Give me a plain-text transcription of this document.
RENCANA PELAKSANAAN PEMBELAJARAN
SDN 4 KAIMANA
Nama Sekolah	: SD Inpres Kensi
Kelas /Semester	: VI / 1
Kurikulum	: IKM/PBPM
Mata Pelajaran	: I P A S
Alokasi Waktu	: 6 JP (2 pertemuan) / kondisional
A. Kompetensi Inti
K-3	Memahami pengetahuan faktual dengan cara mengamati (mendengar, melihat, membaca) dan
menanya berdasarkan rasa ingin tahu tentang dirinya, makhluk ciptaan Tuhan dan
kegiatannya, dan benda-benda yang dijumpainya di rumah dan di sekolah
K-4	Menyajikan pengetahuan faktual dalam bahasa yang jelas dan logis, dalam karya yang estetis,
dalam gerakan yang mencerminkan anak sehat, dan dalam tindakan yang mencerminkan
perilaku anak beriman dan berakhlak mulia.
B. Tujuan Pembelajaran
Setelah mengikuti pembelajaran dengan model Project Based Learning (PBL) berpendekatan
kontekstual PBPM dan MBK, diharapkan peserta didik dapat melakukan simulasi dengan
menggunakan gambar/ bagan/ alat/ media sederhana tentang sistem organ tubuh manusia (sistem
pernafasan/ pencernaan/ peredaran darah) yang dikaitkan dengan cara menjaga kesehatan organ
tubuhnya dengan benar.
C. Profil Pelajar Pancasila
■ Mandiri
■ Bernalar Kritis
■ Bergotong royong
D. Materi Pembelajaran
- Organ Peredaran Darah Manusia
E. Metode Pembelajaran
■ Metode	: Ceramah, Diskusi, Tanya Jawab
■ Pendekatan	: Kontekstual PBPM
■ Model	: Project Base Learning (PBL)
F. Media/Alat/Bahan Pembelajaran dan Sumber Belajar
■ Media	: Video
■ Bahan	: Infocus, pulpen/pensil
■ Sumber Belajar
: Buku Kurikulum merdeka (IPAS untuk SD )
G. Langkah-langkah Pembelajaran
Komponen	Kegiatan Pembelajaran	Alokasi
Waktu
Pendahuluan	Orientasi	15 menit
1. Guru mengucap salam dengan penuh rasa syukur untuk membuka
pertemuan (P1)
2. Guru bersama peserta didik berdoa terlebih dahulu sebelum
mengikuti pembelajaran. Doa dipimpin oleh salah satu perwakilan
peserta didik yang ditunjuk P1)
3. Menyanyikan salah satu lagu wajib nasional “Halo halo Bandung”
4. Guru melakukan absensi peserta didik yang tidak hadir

§ Objective
Extract, from the material above, each line holding the word "PBPM".

§ Output of the task
Kurikulum	: IKM/PBPM
kontekstual PBPM dan MBK, diharapkan peserta didik dapat melakukan simulasi dengan
■ Pendekatan	: Kontekstual PBPM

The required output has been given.